- **The task**
Among the lines below, list those containing the string "算力建设一期工程服务器采购".

- **Record excerpts**
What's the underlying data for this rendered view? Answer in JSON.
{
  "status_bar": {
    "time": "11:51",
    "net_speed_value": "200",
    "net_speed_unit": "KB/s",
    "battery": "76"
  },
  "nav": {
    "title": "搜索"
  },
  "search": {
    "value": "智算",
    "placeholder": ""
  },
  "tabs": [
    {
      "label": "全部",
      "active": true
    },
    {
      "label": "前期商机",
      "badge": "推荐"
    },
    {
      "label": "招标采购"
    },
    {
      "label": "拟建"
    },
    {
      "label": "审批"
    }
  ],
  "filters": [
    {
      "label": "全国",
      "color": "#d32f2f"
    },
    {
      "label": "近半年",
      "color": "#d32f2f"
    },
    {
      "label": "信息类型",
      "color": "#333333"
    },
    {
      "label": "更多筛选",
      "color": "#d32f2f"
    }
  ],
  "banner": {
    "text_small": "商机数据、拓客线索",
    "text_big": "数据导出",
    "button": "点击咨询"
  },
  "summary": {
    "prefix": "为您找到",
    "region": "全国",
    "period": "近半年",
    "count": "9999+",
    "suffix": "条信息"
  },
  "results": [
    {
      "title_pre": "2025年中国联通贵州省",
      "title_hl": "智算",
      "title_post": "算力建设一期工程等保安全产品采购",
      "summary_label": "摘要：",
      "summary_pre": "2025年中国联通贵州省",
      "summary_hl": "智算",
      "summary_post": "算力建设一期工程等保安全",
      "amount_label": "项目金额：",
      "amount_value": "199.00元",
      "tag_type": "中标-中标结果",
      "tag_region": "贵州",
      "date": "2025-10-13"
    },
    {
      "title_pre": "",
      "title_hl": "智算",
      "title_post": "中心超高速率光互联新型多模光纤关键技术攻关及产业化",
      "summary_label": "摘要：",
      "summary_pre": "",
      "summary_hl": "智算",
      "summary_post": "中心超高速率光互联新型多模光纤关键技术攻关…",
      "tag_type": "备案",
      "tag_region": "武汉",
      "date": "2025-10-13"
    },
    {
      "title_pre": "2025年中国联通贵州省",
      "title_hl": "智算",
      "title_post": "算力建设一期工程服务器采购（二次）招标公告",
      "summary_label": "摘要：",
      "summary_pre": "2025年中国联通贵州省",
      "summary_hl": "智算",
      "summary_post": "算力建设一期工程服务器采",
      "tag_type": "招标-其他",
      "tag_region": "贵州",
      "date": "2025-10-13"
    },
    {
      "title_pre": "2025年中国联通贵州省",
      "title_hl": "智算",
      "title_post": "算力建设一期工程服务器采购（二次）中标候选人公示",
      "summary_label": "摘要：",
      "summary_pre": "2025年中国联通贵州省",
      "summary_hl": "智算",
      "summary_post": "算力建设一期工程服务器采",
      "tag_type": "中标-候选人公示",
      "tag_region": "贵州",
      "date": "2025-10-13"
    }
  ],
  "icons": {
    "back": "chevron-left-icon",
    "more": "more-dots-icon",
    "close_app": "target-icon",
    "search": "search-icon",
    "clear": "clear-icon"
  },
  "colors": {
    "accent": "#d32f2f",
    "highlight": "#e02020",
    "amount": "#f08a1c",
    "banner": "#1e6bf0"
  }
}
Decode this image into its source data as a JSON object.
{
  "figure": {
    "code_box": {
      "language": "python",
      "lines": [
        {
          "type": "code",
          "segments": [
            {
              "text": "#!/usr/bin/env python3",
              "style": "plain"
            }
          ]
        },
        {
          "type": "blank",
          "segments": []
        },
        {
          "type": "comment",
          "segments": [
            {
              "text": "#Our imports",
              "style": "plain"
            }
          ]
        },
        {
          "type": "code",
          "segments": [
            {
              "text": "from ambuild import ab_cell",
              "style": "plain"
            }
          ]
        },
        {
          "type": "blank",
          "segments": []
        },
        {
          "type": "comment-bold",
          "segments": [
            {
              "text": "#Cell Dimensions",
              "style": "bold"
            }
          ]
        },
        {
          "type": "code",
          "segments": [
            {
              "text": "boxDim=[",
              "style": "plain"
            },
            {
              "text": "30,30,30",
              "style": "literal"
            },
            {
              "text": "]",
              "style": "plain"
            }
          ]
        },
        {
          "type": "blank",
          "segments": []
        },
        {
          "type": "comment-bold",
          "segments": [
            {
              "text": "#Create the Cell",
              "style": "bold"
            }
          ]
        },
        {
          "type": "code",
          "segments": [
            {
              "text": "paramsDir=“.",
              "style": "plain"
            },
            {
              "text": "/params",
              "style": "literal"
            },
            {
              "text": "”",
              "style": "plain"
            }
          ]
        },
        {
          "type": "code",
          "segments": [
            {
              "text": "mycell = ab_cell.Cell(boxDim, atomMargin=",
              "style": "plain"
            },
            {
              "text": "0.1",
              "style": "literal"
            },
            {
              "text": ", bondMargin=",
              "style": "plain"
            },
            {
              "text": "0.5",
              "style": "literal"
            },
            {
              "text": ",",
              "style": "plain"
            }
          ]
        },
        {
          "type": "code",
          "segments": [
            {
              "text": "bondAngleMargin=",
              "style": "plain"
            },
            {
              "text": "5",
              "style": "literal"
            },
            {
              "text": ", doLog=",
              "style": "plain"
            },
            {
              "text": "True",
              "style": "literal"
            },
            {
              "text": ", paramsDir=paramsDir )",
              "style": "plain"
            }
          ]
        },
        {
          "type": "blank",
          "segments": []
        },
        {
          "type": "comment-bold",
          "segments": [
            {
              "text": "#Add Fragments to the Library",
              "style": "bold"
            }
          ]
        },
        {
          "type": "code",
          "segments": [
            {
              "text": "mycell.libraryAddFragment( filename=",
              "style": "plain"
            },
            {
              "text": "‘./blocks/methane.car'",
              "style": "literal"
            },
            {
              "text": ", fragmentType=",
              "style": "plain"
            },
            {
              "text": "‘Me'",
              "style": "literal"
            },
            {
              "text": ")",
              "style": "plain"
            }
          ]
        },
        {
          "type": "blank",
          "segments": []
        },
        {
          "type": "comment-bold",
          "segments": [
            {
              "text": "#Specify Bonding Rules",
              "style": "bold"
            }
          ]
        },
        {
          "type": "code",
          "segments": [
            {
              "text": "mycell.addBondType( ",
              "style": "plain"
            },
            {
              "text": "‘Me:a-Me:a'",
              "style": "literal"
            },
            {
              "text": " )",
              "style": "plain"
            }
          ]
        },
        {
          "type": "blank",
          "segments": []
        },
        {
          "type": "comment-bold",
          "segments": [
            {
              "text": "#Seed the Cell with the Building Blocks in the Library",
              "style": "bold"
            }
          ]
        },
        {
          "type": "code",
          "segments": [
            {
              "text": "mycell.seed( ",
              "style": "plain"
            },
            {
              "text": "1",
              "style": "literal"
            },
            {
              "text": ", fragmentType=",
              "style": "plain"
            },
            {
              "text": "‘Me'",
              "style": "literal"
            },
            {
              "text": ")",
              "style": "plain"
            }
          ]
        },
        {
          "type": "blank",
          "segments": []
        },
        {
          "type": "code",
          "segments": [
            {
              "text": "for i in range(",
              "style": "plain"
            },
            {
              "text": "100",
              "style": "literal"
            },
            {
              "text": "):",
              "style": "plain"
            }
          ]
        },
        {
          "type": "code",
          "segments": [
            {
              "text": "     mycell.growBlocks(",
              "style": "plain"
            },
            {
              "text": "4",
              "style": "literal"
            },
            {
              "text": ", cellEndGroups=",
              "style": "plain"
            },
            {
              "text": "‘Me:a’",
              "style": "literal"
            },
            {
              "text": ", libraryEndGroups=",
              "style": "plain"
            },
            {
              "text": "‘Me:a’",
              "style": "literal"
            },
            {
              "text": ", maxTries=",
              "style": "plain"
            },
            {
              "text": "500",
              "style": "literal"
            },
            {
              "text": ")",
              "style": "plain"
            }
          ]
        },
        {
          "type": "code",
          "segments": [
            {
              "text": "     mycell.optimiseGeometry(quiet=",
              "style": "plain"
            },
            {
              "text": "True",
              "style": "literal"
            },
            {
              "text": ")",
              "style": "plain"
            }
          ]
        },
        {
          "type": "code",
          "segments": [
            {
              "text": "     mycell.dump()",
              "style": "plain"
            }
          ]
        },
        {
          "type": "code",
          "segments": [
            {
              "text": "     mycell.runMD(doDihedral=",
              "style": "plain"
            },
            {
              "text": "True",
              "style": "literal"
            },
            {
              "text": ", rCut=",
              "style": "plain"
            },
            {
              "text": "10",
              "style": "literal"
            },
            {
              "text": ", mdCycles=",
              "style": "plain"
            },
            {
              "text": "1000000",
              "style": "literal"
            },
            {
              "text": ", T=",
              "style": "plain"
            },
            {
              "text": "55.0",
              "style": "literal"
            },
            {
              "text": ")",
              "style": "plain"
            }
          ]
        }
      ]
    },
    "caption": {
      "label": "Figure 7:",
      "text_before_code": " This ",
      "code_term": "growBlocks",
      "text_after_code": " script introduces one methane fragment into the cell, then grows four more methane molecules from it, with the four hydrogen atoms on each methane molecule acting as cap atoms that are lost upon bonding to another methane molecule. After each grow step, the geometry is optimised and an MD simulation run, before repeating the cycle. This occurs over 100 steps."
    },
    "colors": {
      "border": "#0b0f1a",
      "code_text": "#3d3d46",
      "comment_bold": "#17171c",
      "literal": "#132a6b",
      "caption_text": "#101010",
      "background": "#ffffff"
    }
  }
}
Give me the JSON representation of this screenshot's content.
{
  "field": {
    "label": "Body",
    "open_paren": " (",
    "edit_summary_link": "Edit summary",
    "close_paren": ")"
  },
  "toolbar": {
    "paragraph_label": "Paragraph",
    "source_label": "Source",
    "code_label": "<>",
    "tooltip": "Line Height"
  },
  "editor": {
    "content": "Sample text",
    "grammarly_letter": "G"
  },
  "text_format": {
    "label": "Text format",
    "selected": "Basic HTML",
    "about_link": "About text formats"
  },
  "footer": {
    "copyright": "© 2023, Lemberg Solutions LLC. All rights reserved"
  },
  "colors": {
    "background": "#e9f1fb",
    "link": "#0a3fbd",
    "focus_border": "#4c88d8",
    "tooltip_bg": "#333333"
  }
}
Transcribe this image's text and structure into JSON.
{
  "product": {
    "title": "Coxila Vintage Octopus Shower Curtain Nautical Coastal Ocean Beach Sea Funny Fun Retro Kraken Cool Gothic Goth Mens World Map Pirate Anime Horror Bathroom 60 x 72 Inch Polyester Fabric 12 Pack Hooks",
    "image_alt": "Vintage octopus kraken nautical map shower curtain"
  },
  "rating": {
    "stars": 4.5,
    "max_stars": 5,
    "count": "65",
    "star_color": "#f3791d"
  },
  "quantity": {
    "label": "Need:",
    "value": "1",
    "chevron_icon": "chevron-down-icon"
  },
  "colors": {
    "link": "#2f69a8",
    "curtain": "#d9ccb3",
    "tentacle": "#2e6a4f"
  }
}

- **Correct result**
      "title_post": "算力建设一期工程服务器采购（二次）招标公告",
      "title_post": "算力建设一期工程服务器采购（二次）中标候选人公示",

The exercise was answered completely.